Exercise goal >>
Print the listing that follows, character for character.

Input for this task >>

>>>

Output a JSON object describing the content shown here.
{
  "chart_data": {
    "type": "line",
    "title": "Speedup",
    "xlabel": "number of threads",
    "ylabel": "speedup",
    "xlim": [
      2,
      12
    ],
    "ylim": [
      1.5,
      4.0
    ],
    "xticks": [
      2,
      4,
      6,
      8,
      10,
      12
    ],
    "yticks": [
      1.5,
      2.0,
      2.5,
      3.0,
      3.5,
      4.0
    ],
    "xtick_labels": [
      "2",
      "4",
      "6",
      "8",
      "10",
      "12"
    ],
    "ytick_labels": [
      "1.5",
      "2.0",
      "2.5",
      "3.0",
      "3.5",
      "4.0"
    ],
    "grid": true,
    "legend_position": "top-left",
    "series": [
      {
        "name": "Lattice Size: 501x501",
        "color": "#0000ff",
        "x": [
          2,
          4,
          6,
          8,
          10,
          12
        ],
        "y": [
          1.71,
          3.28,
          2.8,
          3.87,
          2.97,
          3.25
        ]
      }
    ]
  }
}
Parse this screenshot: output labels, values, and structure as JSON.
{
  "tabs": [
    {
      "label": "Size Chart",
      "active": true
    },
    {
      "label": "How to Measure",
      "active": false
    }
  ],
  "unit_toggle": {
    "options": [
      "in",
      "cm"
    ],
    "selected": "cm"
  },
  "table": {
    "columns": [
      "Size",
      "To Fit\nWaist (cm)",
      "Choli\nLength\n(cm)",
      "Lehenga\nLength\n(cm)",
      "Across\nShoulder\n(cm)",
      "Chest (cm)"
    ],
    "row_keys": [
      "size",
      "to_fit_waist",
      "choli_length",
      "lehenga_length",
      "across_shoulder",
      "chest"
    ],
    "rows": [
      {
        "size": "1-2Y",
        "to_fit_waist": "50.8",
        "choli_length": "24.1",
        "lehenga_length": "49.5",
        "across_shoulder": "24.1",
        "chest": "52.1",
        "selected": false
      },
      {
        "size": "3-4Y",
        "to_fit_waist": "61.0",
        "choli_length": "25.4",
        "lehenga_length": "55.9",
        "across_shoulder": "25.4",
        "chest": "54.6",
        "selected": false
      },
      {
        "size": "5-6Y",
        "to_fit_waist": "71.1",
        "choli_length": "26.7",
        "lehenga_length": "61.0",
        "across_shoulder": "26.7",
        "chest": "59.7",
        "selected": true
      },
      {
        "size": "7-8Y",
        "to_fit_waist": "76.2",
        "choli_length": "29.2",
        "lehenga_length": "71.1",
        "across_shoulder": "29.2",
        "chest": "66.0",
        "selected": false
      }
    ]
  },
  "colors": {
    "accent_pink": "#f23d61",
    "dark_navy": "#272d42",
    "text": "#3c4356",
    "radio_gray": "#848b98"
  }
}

<<<

Full output >>
Output a JSON object describing the content shown here.
{
  "chart_data": {
    "type": "line",
    "title": "Speedup",
    "xlabel": "number of threads",
    "ylabel": "speedup",
    "xlim": [
      2,
      12
    ],
    "ylim": [
      1.5,
      4.0
    ],
    "xticks": [
      2,
      4,
      6,
      8,
      10,
      12
    ],
    "yticks": [
      1.5,
      2.0,
      2.5,
      3.0,
      3.5,
      4.0
    ],
    "xtick_labels": [
      "2",
      "4",
      "6",
      "8",
      "10",
      "12"
    ],
    "ytick_labels": [
      "1.5",
      "2.0",
      "2.5",
      "3.0",
      "3.5",
      "4.0"
    ],
    "grid": true,
    "legend_position": "top-left",
    "series": [
      {
        "name": "Lattice Size: 501x501",
        "color": "#0000ff",
        "x": [
          2,
          4,
          6,
          8,
          10,
          12
        ],
        "y": [
          1.71,
          3.28,
          2.8,
          3.87,
          2.97,
          3.25
        ]
      }
    ]
  }
}
Parse this screenshot: output labels, values, and structure as JSON.
{
  "tabs": [
    {
      "label": "Size Chart",
      "active": true
    },
    {
      "label": "How to Measure",
      "active": false
    }
  ],
  "unit_toggle": {
    "options": [
      "in",
      "cm"
    ],
    "selected": "cm"
  },
  "table": {
    "columns": [
      "Size",
      "To Fit\nWaist (cm)",
      "Choli\nLength\n(cm)",
      "Lehenga\nLength\n(cm)",
      "Across\nShoulder\n(cm)",
      "Chest (cm)"
    ],
    "row_keys": [
      "size",
      "to_fit_waist",
      "choli_length",
      "lehenga_length",
      "across_shoulder",
      "chest"
    ],
    "rows": [
      {
        "size": "1-2Y",
        "to_fit_waist": "50.8",
        "choli_length": "24.1",
        "lehenga_length": "49.5",
        "across_shoulder": "24.1",
        "chest": "52.1",
        "selected": false
      },
      {
        "size": "3-4Y",
        "to_fit_waist": "61.0",
        "choli_length": "25.4",
        "lehenga_length": "55.9",
        "across_shoulder": "25.4",
        "chest": "54.6",
        "selected": false
      },
      {
        "size": "5-6Y",
        "to_fit_waist": "71.1",
        "choli_length": "26.7",
        "lehenga_length": "61.0",
        "across_shoulder": "26.7",
        "chest": "59.7",
        "selected": true
      },
      {
        "size": "7-8Y",
        "to_fit_waist": "76.2",
        "choli_length": "29.2",
        "lehenga_length": "71.1",
        "across_shoulder": "29.2",
        "chest": "66.0",
        "selected": false
      }
    ]
  },
  "colors": {
    "accent_pink": "#f23d61",
    "dark_navy": "#272d42",
    "text": "#3c4356",
    "radio_gray": "#848b98"
  }
}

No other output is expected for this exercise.